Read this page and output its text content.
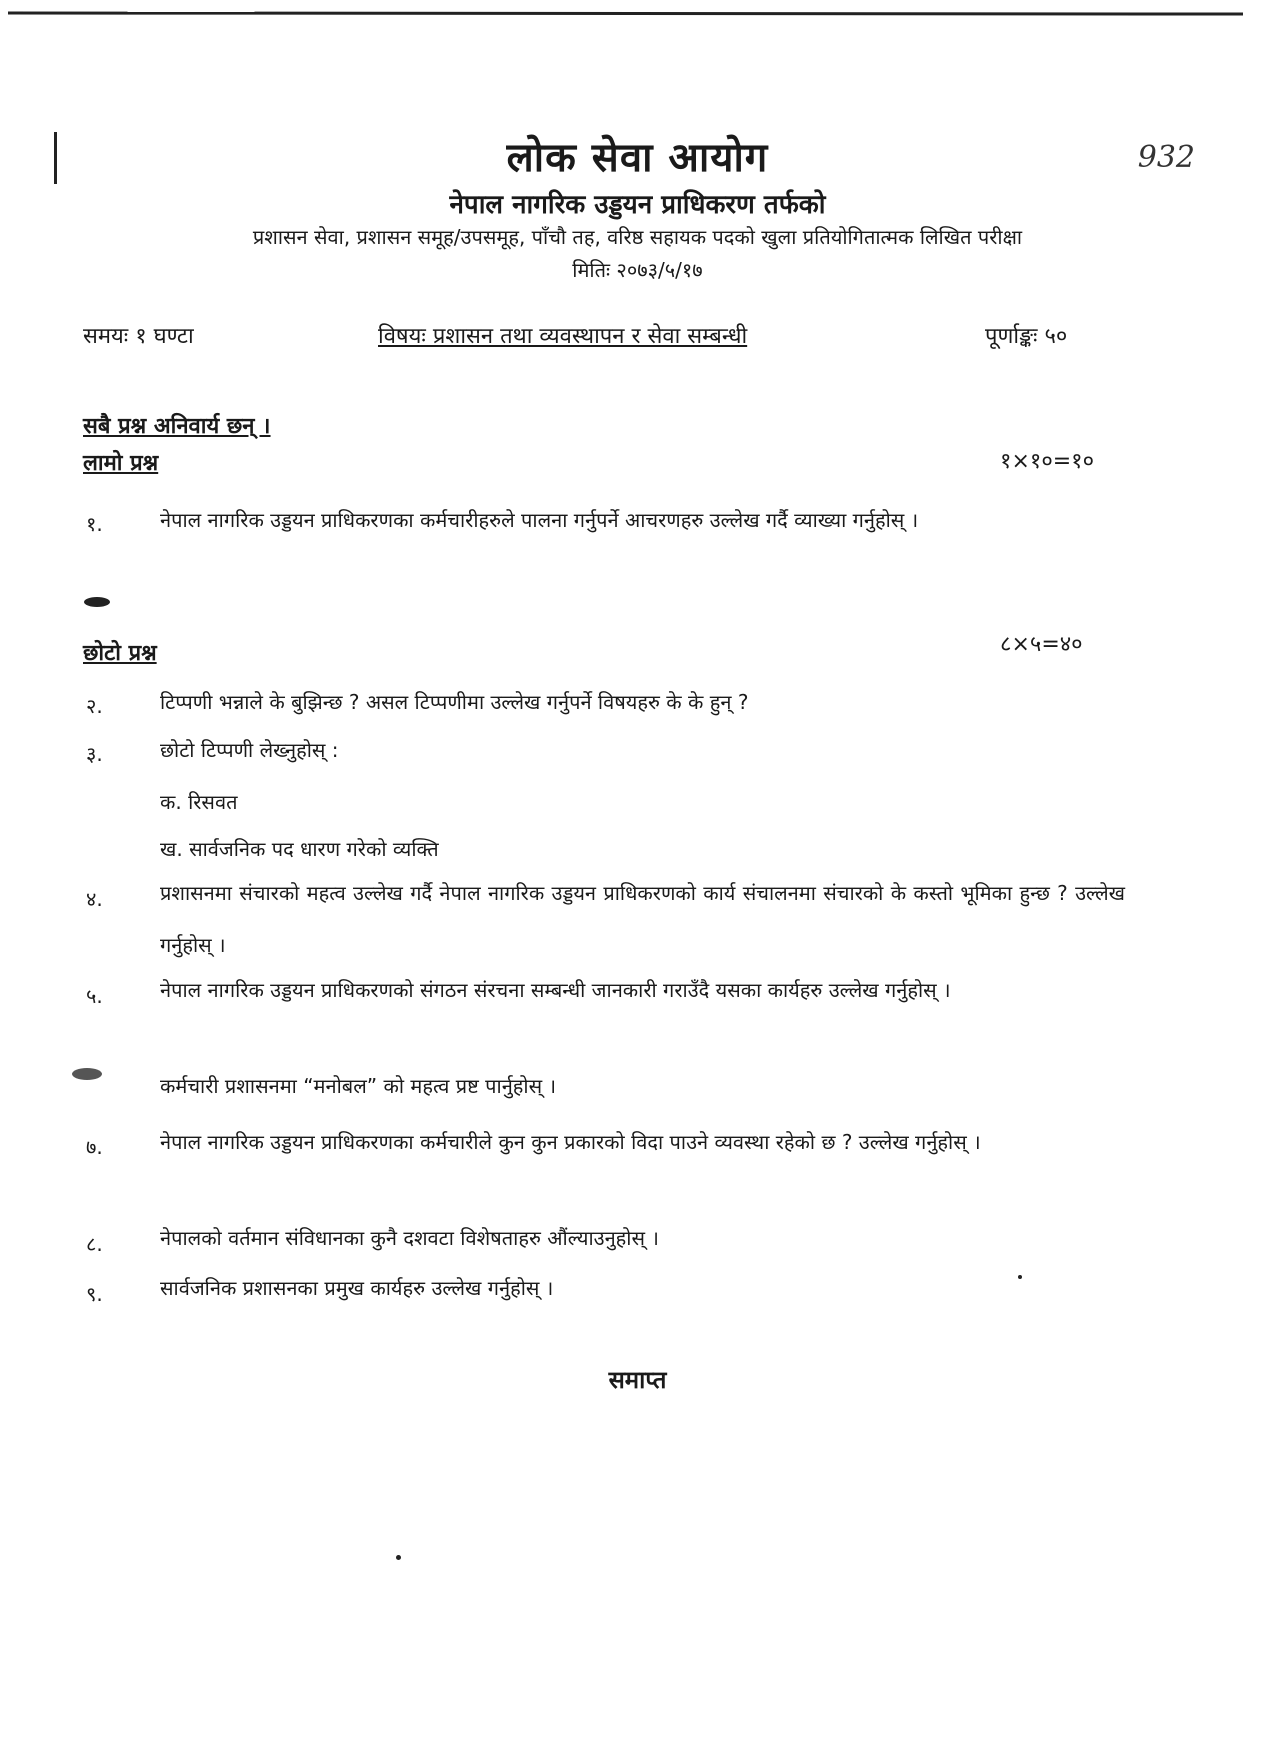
लोक सेवा आयोग	932
नेपाल नागरिक उड्डयन प्राधिकरण तर्फको
प्रशासन सेवा, प्रशासन समूह/उपसमूह, पाँचौ तह, वरिष्ठ सहायक पदको खुला प्रतियोगितात्मक लिखित परीक्षा
मितिः २०७३/५/१७
समयः १ घण्टा	विषयः प्रशासन तथा व्यवस्थापन र सेवा सम्बन्धी	पूर्णाङ्कः ५०
सबै प्रश्न अनिवार्य छन् ।
लामो प्रश्न	१×१०=१०
१.	नेपाल नागरिक उड्डयन प्राधिकरणका कर्मचारीहरुले पालना गर्नुपर्ने आचरणहरु उल्लेख गर्दै व्याख्या गर्नुहोस् ।
छोटो प्रश्न	८×५=४०
२.	टिप्पणी भन्नाले के बुझिन्छ ? असल टिप्पणीमा उल्लेख गर्नुपर्ने विषयहरु के के हुन् ?
३.	छोटो टिप्पणी लेख्नुहोस् :
क. रिसवत
ख. सार्वजनिक पद धारण गरेको व्यक्ति
४.	प्रशासनमा संचारको महत्व उल्लेख गर्दै नेपाल नागरिक उड्डयन प्राधिकरणको कार्य संचालनमा संचारको के कस्तो भूमिका हुन्छ ? उल्लेख गर्नुहोस् ।
५.	नेपाल नागरिक उड्डयन प्राधिकरणको संगठन संरचना सम्बन्धी जानकारी गराउँदै यसका कार्यहरु उल्लेख गर्नुहोस् ।
कर्मचारी प्रशासनमा “मनोबल” को महत्व प्रष्ट पार्नुहोस् ।
७.	नेपाल नागरिक उड्डयन प्राधिकरणका कर्मचारीले कुन कुन प्रकारको विदा पाउने व्यवस्था रहेको छ ? उल्लेख गर्नुहोस् ।
८.	नेपालको वर्तमान संविधानका कुनै दशवटा विशेषताहरु औंल्याउनुहोस् ।
९.	सार्वजनिक प्रशासनका प्रमुख कार्यहरु उल्लेख गर्नुहोस् ।
समाप्त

Directions => Restate each line of the records exactly; pictures do not belong in the copy.

Output of the task =>
Read this page and output its text content.
लोक सेवा आयोग	932
नेपाल नागरिक उड्डयन प्राधिकरण तर्फको
प्रशासन सेवा, प्रशासन समूह/उपसमूह, पाँचौ तह, वरिष्ठ सहायक पदको खुला प्रतियोगितात्मक लिखित परीक्षा
मितिः २०७३/५/१७
समयः १ घण्टा	विषयः प्रशासन तथा व्यवस्थापन र सेवा सम्बन्धी	पूर्णाङ्कः ५०
सबै प्रश्न अनिवार्य छन् ।
लामो प्रश्न	१×१०=१०
१.	नेपाल नागरिक उड्डयन प्राधिकरणका कर्मचारीहरुले पालना गर्नुपर्ने आचरणहरु उल्लेख गर्दै व्याख्या गर्नुहोस् ।
छोटो प्रश्न	८×५=४०
२.	टिप्पणी भन्नाले के बुझिन्छ ? असल टिप्पणीमा उल्लेख गर्नुपर्ने विषयहरु के के हुन् ?
३.	छोटो टिप्पणी लेख्नुहोस् :
क. रिसवत
ख. सार्वजनिक पद धारण गरेको व्यक्ति
४.	प्रशासनमा संचारको महत्व उल्लेख गर्दै नेपाल नागरिक उड्डयन प्राधिकरणको कार्य संचालनमा संचारको के कस्तो भूमिका हुन्छ ? उल्लेख गर्नुहोस् ।
५.	नेपाल नागरिक उड्डयन प्राधिकरणको संगठन संरचना सम्बन्धी जानकारी गराउँदै यसका कार्यहरु उल्लेख गर्नुहोस् ।
कर्मचारी प्रशासनमा “मनोबल” को महत्व प्रष्ट पार्नुहोस् ।
७.	नेपाल नागरिक उड्डयन प्राधिकरणका कर्मचारीले कुन कुन प्रकारको विदा पाउने व्यवस्था रहेको छ ? उल्लेख गर्नुहोस् ।
८.	नेपालको वर्तमान संविधानका कुनै दशवटा विशेषताहरु औंल्याउनुहोस् ।
९.	सार्वजनिक प्रशासनका प्रमुख कार्यहरु उल्लेख गर्नुहोस् ।
समाप्त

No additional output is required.